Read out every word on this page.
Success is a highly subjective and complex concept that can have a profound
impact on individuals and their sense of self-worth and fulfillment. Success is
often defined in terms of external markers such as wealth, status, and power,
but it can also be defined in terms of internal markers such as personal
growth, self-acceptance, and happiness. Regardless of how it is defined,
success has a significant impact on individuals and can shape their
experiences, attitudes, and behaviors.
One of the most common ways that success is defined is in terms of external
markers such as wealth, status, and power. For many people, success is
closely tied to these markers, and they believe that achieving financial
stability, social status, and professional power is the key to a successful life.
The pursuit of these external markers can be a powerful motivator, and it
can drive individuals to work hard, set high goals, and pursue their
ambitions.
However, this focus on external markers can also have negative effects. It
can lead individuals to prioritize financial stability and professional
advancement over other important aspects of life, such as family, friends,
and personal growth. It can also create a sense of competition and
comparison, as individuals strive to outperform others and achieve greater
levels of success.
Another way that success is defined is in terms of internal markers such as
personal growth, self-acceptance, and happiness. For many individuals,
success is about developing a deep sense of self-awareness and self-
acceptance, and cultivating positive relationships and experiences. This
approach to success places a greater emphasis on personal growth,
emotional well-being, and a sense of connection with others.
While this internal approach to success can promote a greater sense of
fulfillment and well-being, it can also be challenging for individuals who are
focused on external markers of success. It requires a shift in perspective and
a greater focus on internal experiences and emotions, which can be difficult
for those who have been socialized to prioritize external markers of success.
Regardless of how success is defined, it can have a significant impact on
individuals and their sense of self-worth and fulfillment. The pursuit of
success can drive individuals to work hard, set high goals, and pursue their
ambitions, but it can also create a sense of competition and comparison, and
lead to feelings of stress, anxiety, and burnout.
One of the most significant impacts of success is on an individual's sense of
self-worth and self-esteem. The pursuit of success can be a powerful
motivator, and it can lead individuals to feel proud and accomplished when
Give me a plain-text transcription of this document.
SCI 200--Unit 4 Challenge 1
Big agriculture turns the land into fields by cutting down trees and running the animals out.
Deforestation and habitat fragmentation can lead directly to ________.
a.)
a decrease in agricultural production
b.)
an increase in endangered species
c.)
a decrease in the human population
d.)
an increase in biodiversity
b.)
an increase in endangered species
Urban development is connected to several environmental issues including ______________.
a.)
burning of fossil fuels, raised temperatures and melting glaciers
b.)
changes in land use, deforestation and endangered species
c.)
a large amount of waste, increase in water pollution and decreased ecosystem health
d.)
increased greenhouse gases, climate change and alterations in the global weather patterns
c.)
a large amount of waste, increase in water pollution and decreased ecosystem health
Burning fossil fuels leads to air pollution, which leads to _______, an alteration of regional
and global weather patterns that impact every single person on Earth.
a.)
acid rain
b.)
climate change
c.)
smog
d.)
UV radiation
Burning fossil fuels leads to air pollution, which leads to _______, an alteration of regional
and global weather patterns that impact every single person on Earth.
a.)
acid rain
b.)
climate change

• **WHAT NEEDS TO BE DONE**
Repeat the records above exactly.

• **EXERCISE OUTPUT**
Read out every word on this page.
Success is a highly subjective and complex concept that can have a profound
impact on individuals and their sense of self-worth and fulfillment. Success is
often defined in terms of external markers such as wealth, status, and power,
but it can also be defined in terms of internal markers such as personal
growth, self-acceptance, and happiness. Regardless of how it is defined,
success has a significant impact on individuals and can shape their
experiences, attitudes, and behaviors.
One of the most common ways that success is defined is in terms of external
markers such as wealth, status, and power. For many people, success is
closely tied to these markers, and they believe that achieving financial
stability, social status, and professional power is the key to a successful life.
The pursuit of these external markers can be a powerful motivator, and it
can drive individuals to work hard, set high goals, and pursue their
ambitions.
However, this focus on external markers can also have negative effects. It
can lead individuals to prioritize financial stability and professional
advancement over other important aspects of life, such as family, friends,
and personal growth. It can also create a sense of competition and
comparison, as individuals strive to outperform others and achieve greater
levels of success.
Another way that success is defined is in terms of internal markers such as
personal growth, self-acceptance, and happiness. For many individuals,
success is about developing a deep sense of self-awareness and self-
acceptance, and cultivating positive relationships and experiences. This
approach to success places a greater emphasis on personal growth,
emotional well-being, and a sense of connection with others.
While this internal approach to success can promote a greater sense of
fulfillment and well-being, it can also be challenging for individuals who are
focused on external markers of success. It requires a shift in perspective and
a greater focus on internal experiences and emotions, which can be difficult
for those who have been socialized to prioritize external markers of success.
Regardless of how success is defined, it can have a significant impact on
individuals and their sense of self-worth and fulfillment. The pursuit of
success can drive individuals to work hard, set high goals, and pursue their
ambitions, but it can also create a sense of competition and comparison, and
lead to feelings of stress, anxiety, and burnout.
One of the most significant impacts of success is on an individual's sense of
self-worth and self-esteem. The pursuit of success can be a powerful
motivator, and it can lead individuals to feel proud and accomplished when
Give me a plain-text transcription of this document.
SCI 200--Unit 4 Challenge 1
Big agriculture turns the land into fields by cutting down trees and running the animals out.
Deforestation and habitat fragmentation can lead directly to ________.
a.)
a decrease in agricultural production
b.)
an increase in endangered species
c.)
a decrease in the human population
d.)
an increase in biodiversity
b.)
an increase in endangered species
Urban development is connected to several environmental issues including ______________.
a.)
burning of fossil fuels, raised temperatures and melting glaciers
b.)
changes in land use, deforestation and endangered species
c.)
a large amount of waste, increase in water pollution and decreased ecosystem health
d.)
increased greenhouse gases, climate change and alterations in the global weather patterns
c.)
a large amount of waste, increase in water pollution and decreased ecosystem health
Burning fossil fuels leads to air pollution, which leads to _______, an alteration of regional
and global weather patterns that impact every single person on Earth.
a.)
acid rain
b.)
climate change
c.)
smog
d.)
UV radiation
Burning fossil fuels leads to air pollution, which leads to _______, an alteration of regional
and global weather patterns that impact every single person on Earth.
a.)
acid rain
b.)
climate change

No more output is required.